Job:
Show only lines that include "Švédsko".

Begin Material for this task

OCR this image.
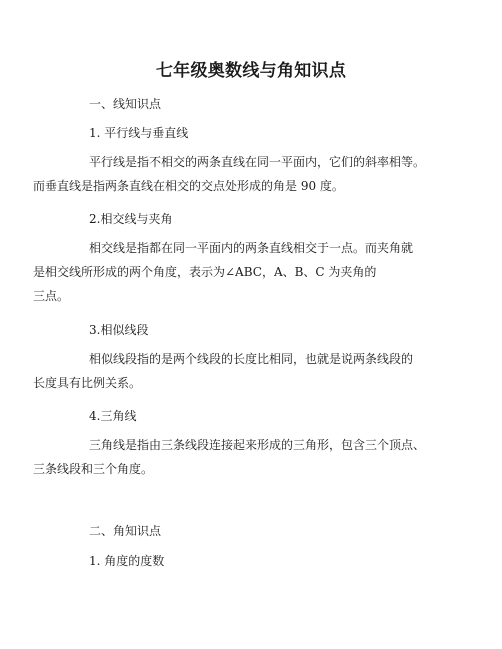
七年级奥数线与角知识点

一、线知识点

1. 平行线与垂直线

平行线是指不相交的两条直线在同一平面内，它们的斜率相等。

而垂直线是指两条直线在相交的交点处形成的角是 90 度。

2.相交线与夹角

相交线是指都在同一平面内的两条直线相交于一点。而夹角就

是相交线所形成的两个角度，表示为∠ABC，A、B、C 为夹角的

三点。

3.相似线段

相似线段指的是两个线段的长度比相同，也就是说两条线段的

长度具有比例关系。

4.三角线

三角线是指由三条线段连接起来形成的三角形，包含三个顶点、

三条线段和三个角度。

二、角知识点

1. 角度的度数
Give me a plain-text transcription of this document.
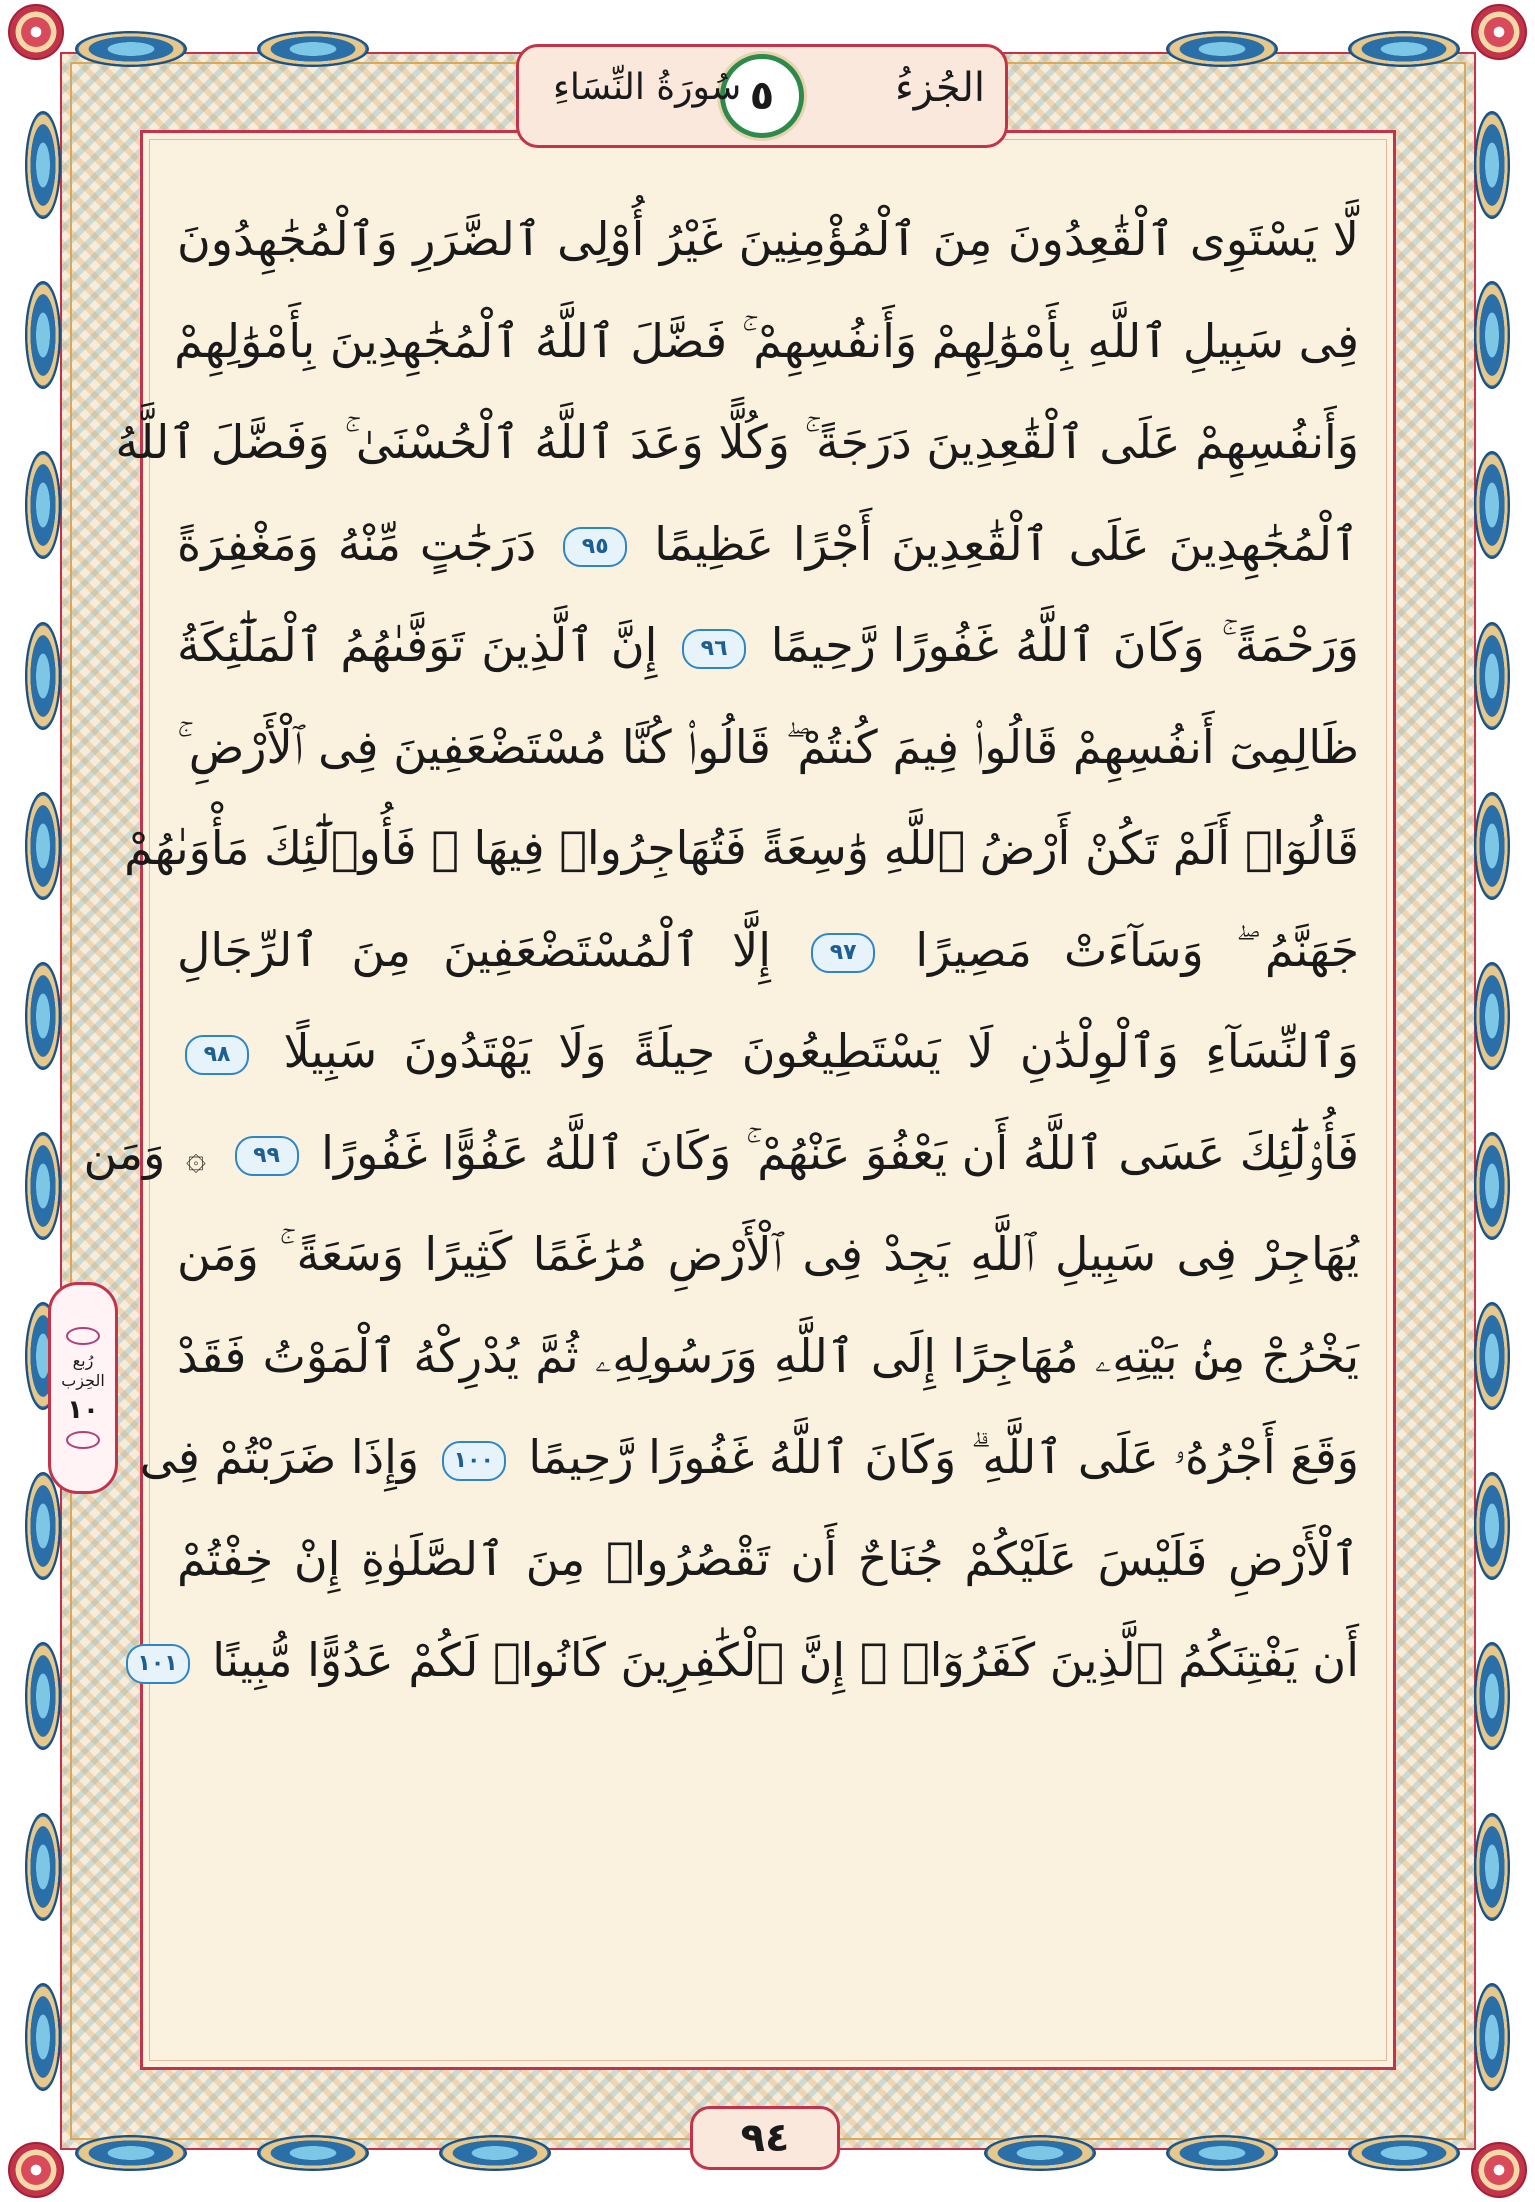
لَّا يَسْتَوِى ٱلْقَٰعِدُونَ مِنَ ٱلْمُؤْمِنِينَ غَيْرُ أُوْلِى ٱلضَّرَرِ وَٱلْمُجَٰهِدُونَ
فِى سَبِيلِ ٱللَّهِ بِأَمْوَٰلِهِمْ وَأَنفُسِهِمْ ۚ فَضَّلَ ٱللَّهُ ٱلْمُجَٰهِدِينَ بِأَمْوَٰلِهِمْ
وَأَنفُسِهِمْ عَلَى ٱلْقَٰعِدِينَ دَرَجَةً ۚ وَكُلًّا وَعَدَ ٱللَّهُ ٱلْحُسْنَىٰ ۚ وَفَضَّلَ ٱللَّهُ
ٱلْمُجَٰهِدِينَ عَلَى ٱلْقَٰعِدِينَ أَجْرًا عَظِيمًا ٩٥ دَرَجَٰتٍ مِّنْهُ وَمَغْفِرَةً
وَرَحْمَةً ۚ وَكَانَ ٱللَّهُ غَفُورًا رَّحِيمًا ٩٦ إِنَّ ٱلَّذِينَ تَوَفَّىٰهُمُ ٱلْمَلَٰٓئِكَةُ
ظَالِمِىٓ أَنفُسِهِمْ قَالُوا۟ فِيمَ كُنتُمْ ۖ قَالُوا۟ كُنَّا مُسْتَضْعَفِينَ فِى ٱلْأَرْضِ ۚ
قَالُوٓا۟ أَلَمْ تَكُنْ أَرْضُ ٱللَّهِ وَٰسِعَةً فَتُهَاجِرُوا۟ فِيهَا ۚ فَأُو۟لَٰٓئِكَ مَأْوَىٰهُمْ
جَهَنَّمُ ۖ وَسَآءَتْ مَصِيرًا ٩٧ إِلَّا ٱلْمُسْتَضْعَفِينَ مِنَ ٱلرِّجَالِ
وَٱلنِّسَآءِ وَٱلْوِلْدَٰنِ لَا يَسْتَطِيعُونَ حِيلَةً وَلَا يَهْتَدُونَ سَبِيلًا ٩٨
فَأُو۟لَٰٓئِكَ عَسَى ٱللَّهُ أَن يَعْفُوَ عَنْهُمْ ۚ وَكَانَ ٱللَّهُ عَفُوًّا غَفُورًا ٩٩ ۞ وَمَن
يُهَاجِرْ فِى سَبِيلِ ٱللَّهِ يَجِدْ فِى ٱلْأَرْضِ مُرَٰغَمًا كَثِيرًا وَسَعَةً ۚ وَمَن
يَخْرُجْ مِنۢ بَيْتِهِۦ مُهَاجِرًا إِلَى ٱللَّهِ وَرَسُولِهِۦ ثُمَّ يُدْرِكْهُ ٱلْمَوْتُ فَقَدْ
وَقَعَ أَجْرُهُۥ عَلَى ٱللَّهِ ۗ وَكَانَ ٱللَّهُ غَفُورًا رَّحِيمًا ١٠٠ وَإِذَا ضَرَبْتُمْ فِى
ٱلْأَرْضِ فَلَيْسَ عَلَيْكُمْ جُنَاحٌ أَن تَقْصُرُوا۟ مِنَ ٱلصَّلَوٰةِ إِنْ خِفْتُمْ
أَن يَفْتِنَكُمُ ٱلَّذِينَ كَفَرُوٓا۟ ۚ إِنَّ ٱلْكَٰفِرِينَ كَانُوا۟ لَكُمْ عَدُوًّا مُّبِينًا ١٠١
الجُزءُ
٥
سُورَةُ النِّسَاءِ
رُبع
الحِزب
١٠
٩٤
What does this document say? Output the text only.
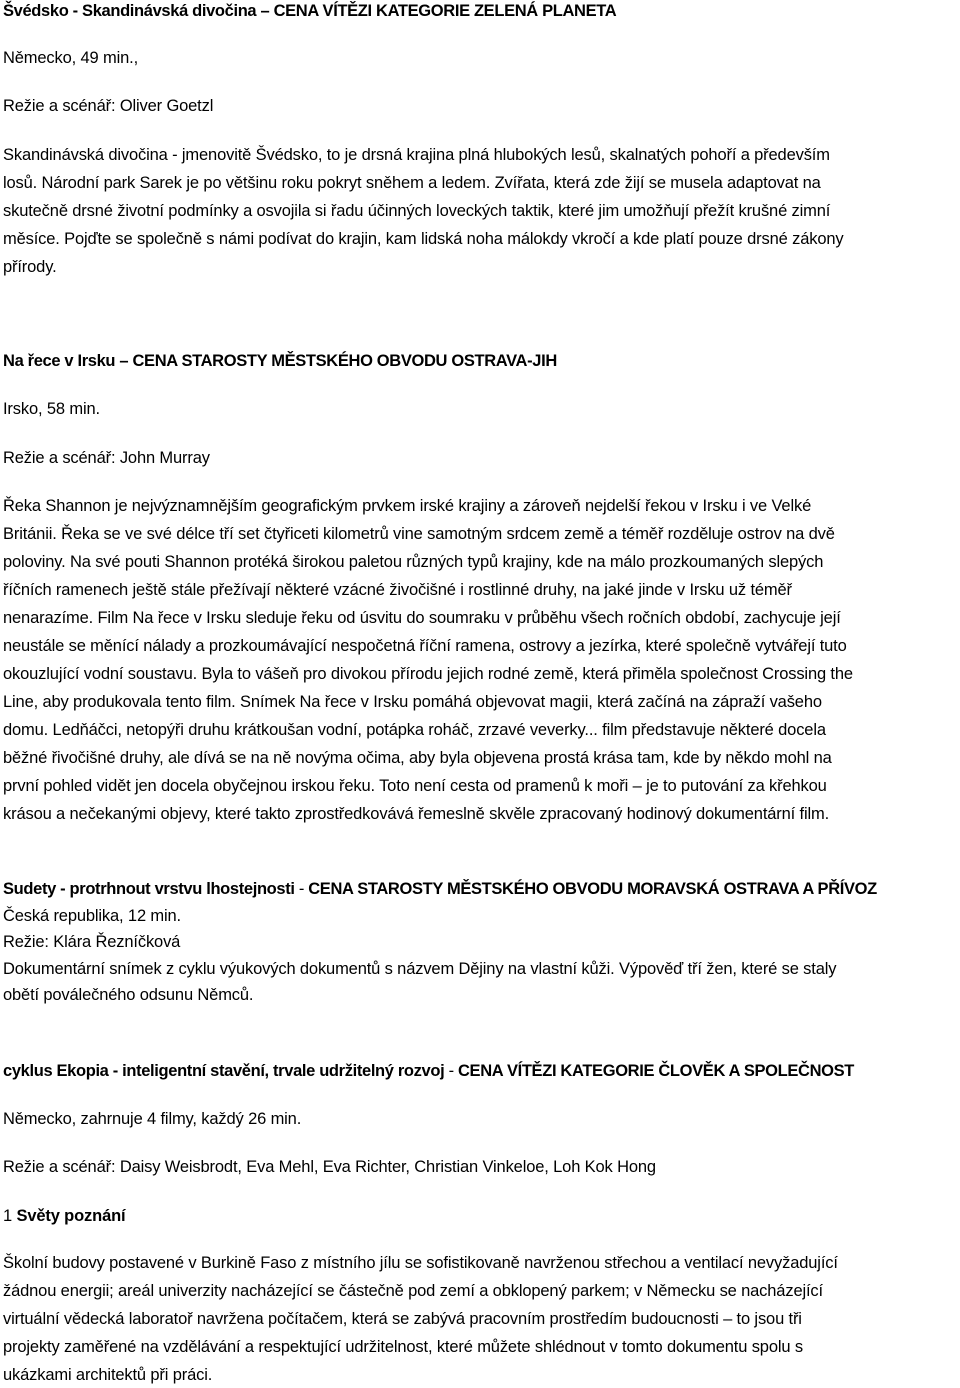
Švédsko - Skandinávská divočina – CENA VÍTĚZI KATEGORIE ZELENÁ PLANETA
Německo, 49 min.,
Režie a scénář: Oliver Goetzl
Skandinávská divočina - jmenovitě Švédsko, to je drsná krajina plná hlubokých lesů, skalnatých pohoří a především
losů. Národní park Sarek je po většinu roku pokryt sněhem a ledem. Zvířata, která zde žijí se musela adaptovat na
skutečně drsné životní podmínky a osvojila si řadu účinných loveckých taktik, které jim umožňují přežít krušné zimní
měsíce. Pojďte se společně s námi podívat do krajin, kam lidská noha málokdy vkročí a kde platí pouze drsné zákony
přírody.
Na řece v Irsku – CENA STAROSTY MĚSTSKÉHO OBVODU OSTRAVA-JIH
Irsko, 58 min.
Režie a scénář: John Murray
Řeka Shannon je nejvýznamnějším geografickým prvkem irské krajiny a zároveň nejdelší řekou v Irsku i ve Velké
Británii. Řeka se ve své délce tří set čtyřiceti kilometrů vine samotným srdcem země a téměř rozděluje ostrov na dvě
poloviny. Na své pouti Shannon protéká širokou paletou různých typů krajiny, kde na málo prozkoumaných slepých
říčních ramenech ještě stále přežívají některé vzácné živočišné i rostlinné druhy, na jaké jinde v Irsku už téměř
nenarazíme. Film Na řece v Irsku sleduje řeku od úsvitu do soumraku v průběhu všech ročních období, zachycuje její
neustále se měnící nálady a prozkoumávající nespočetná říční ramena, ostrovy a jezírka, které společně vytvářejí tuto
okouzlující vodní soustavu. Byla to vášeň pro divokou přírodu jejich rodné země, která přiměla společnost Crossing the
Line, aby produkovala tento film. Snímek Na řece v Irsku pomáhá objevovat magii, která začíná na zápraží vašeho
domu. Ledňáčci, netopýři druhu krátkoušan vodní, potápka roháč, zrzavé veverky... film představuje některé docela
běžné řivočišné druhy, ale dívá se na ně novýma očima, aby byla objevena prostá krása tam, kde by někdo mohl na
první pohled vidět jen docela obyčejnou irskou řeku. Toto není cesta od pramenů k moři – je to putování za křehkou
krásou a nečekanými objevy, které takto zprostředkovává řemeslně skvěle zpracovaný hodinový dokumentární film.
Sudety - protrhnout vrstvu lhostejnosti - CENA STAROSTY MĚSTSKÉHO OBVODU MORAVSKÁ OSTRAVA A PŘÍVOZ
Česká republika, 12 min.
Režie: Klára Řezníčková
Dokumentární snímek z cyklu výukových dokumentů s názvem Dějiny na vlastní kůži. Výpověď tří žen, které se staly
obětí poválečného odsunu Němců.
cyklus Ekopia - inteligentní stavění, trvale udržitelný rozvoj - CENA VÍTĚZI KATEGORIE ČLOVĚK A SPOLEČNOST
Německo, zahrnuje 4 filmy, každý 26 min.
Režie a scénář: Daisy Weisbrodt, Eva Mehl, Eva Richter, Christian Vinkeloe, Loh Kok Hong
1 Světy poznání
Školní budovy postavené v Burkině Faso z místního jílu se sofistikovaně navrženou střechou a ventilací nevyžadující
žádnou energii; areál univerzity nacházející se částečně pod zemí a obklopený parkem; v Německu se nacházející
virtuální vědecká laboratoř navržena počítačem, která se zabývá pracovním prostředím budoucnosti – to jsou tři
projekty zaměřené na vzdělávání a respektující udržitelnost, které můžete shlédnout v tomto dokumentu spolu s
ukázkami architektů při práci.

End Material for this task

Output for this task:
Švédsko - Skandinávská divočina – CENA VÍTĚZI KATEGORIE ZELENÁ PLANETA
Skandinávská divočina - jmenovitě Švédsko, to je drsná krajina plná hlubokých lesů, skalnatých pohoří a především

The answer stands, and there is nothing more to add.